Page extract:
BEGIN

Yeah, well, one, one of the things that I, I talk

Stephen Manley:

to our customers about a lot

Stephen Manley:

is.

Stephen Manley:

Because almost like Curtis's point on immutability, never being a hundred

Stephen Manley:

percent, you're never gonna be a hundred percent protected from ransomware because

Stephen Manley:

you do have users, you do run a business.

Stephen Manley:

Security is always risk management, but the customers that I have

Stephen Manley:

seen that are more successful, there's two things they do.

Stephen Manley:

And this is almost that model of, you know, you drive through

Stephen Manley:

a neighborhood and you see people with like the thing in their lawn

Stephen Manley:

that says protected by XYZ security.

Stephen Manley:

of what you're trying to do is just show external attackers that you're

Stephen Manley:

probably well protected enough that there's an easier target somewhere else.

Stephen Manley:

And I know it, it sounds bad because it's basically saying go

Stephen Manley:

hit my neighbor instead of me.

Stephen Manley:

But the reality is this is your business.

Stephen Manley:

This is your livelihood.

Stephen Manley:

So if you follow these best practices, there are enough easier targets out

Stephen Manley:

there that most of the ransomware, you know, attackers will focus on those.

Stephen Manley:

So if you do those best practices, right, and you get the basics, you know,

Stephen Manley:

again, you don't have to be faster than the bear just gotta be faster than you.

Stephen Manley:

Uh, that that's one.

Stephen Manley:

And then, and then the second one is if you get hit and you are able to recover

Stephen Manley:

quickly and not pay the ransom again, the, the odds of you getting hit with

Stephen Manley:

lightning twice drop a lot, because what's the point of hitting somebody

Stephen Manley:

that's already shown that they can resist.

Stephen Manley:

So this is the old perfect is the enemy of the good.

Stephen Manley:

Do the right things, do the basic right things, you know, do the health

Stephen Manley:

check with us and the chances of you being attacked actually drop a lot.

Stephen Manley:

Not because your security will be perfect, but because it'll

Stephen Manley:

be better than everybody else's.

W. Curtis Preston:

Yeah, I like that.

W. Curtis Preston:

And by the way, I do have it on good authority that.

W. Curtis Preston:

If you happen to go to eBay and you buy the signs from XYZ security company that

W. Curtis Preston:

you put in front of your door that say protected by XYZ security company, but

W. Curtis Preston:

you don't actually have the service.

W. Curtis Preston:

Um, you will receive a call from XYZ security company that says, Hey,

W. Curtis Preston:

um, we noticed you have signs out front of your house that say you're

W. Curtis Preston:

protected by us, but you're not.

W. Curtis Preston:

Would you like to actually have service?

END

Requirement 1:
Retype the stretch of the ransomware transcript from "you don't actually" through "but you're not.".
Requirement 2:
Using the ransomware transcript, decide whether each statement agrees with it, answering yes or no and quoting the words that settle it: (a) Stephen Manley says a business can be a hundred percent protected from ransomware. (b) Stephen Manley calls security risk management. (c) W. Curtis Preston says the security company calls people who show its signs without having its service.
Requirement 3:
List every phrase in the ransomware transcript that begins with the words "do the".
The records that come next were taken from a different source than the transcript.

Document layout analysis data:
BEGIN

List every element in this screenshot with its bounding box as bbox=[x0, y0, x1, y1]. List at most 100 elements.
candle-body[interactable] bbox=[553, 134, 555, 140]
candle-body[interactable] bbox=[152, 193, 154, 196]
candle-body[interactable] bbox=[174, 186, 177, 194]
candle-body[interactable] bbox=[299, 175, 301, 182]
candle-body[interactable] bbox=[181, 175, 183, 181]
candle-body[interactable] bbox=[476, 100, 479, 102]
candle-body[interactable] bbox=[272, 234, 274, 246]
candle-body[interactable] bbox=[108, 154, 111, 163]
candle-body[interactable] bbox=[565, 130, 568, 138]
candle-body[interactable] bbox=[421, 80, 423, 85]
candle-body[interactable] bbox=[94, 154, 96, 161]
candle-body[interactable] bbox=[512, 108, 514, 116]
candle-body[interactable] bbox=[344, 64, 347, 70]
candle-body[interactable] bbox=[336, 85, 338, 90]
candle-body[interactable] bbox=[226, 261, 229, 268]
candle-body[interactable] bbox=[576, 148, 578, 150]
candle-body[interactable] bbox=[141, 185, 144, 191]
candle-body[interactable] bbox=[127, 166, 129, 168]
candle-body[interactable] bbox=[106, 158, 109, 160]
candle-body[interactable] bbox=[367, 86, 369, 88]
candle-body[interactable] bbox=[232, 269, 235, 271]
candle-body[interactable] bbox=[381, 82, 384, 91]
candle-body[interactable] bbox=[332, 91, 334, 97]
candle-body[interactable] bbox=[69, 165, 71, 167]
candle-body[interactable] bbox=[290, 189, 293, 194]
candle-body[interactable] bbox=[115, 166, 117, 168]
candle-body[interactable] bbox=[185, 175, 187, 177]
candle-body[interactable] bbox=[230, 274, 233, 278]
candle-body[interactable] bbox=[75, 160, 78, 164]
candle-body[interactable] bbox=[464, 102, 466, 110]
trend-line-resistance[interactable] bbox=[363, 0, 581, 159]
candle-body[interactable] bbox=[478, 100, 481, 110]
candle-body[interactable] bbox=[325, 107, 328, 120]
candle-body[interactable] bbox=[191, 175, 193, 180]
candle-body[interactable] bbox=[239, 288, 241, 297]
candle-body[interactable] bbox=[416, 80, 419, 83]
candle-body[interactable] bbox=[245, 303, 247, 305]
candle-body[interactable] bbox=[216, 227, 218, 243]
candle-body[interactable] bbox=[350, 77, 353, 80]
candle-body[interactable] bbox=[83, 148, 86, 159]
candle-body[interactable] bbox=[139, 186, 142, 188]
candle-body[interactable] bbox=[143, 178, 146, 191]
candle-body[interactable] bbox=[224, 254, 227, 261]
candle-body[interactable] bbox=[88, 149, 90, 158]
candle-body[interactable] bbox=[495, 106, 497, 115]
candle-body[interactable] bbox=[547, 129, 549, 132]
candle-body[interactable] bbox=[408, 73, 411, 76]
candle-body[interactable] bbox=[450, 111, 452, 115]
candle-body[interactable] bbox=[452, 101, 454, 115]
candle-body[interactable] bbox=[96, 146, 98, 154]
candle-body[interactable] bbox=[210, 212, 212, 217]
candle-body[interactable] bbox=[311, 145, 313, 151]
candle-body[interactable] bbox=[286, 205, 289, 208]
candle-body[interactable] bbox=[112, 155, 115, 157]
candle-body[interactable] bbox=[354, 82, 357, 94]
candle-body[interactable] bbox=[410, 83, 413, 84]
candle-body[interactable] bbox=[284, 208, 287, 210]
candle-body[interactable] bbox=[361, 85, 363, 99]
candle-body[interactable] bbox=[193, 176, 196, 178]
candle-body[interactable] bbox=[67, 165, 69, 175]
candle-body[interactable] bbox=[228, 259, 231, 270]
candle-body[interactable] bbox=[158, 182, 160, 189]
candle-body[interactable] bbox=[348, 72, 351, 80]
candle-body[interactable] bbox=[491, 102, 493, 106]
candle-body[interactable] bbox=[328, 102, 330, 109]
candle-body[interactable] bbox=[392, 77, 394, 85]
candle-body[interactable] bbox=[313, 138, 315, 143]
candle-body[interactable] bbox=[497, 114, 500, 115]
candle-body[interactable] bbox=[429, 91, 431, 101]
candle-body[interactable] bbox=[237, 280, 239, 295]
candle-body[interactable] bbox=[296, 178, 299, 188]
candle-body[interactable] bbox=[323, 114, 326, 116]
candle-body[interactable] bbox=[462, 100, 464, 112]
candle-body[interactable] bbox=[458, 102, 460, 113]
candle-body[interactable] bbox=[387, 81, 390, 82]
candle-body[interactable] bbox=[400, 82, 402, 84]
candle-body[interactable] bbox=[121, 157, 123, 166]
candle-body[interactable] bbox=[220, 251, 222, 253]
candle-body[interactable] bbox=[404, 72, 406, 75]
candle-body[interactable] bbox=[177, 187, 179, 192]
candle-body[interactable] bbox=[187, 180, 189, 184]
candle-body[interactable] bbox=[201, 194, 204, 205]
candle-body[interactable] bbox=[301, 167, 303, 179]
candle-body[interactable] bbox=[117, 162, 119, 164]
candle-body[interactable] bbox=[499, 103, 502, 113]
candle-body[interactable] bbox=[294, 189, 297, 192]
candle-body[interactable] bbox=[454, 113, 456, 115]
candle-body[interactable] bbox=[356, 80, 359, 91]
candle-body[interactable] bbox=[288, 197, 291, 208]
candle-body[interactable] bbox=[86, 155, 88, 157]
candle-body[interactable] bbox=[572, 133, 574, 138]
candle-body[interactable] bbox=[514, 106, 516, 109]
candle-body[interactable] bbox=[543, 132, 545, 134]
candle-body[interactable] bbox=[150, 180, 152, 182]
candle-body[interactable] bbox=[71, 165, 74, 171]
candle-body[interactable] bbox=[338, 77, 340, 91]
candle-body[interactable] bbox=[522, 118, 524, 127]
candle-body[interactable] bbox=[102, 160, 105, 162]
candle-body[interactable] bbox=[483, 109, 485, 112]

END

Response area 1:
you don't actually have the service.

W. Curtis Preston:

Um, you will receive a call from XYZ security company that says, Hey,

W. Curtis Preston:

um, we noticed you have signs out front of your house that say you're

W. Curtis Preston:

protected by us, but you're not.

Response area 2:
(a) No: "you're never gonna be a hundred percent protected from ransomware"
(b) Yes: "Security is always risk management"
(c) Yes: "you will receive a call from XYZ security company"

Response area 3:
Do the right things
do the basic right things
do the health check with us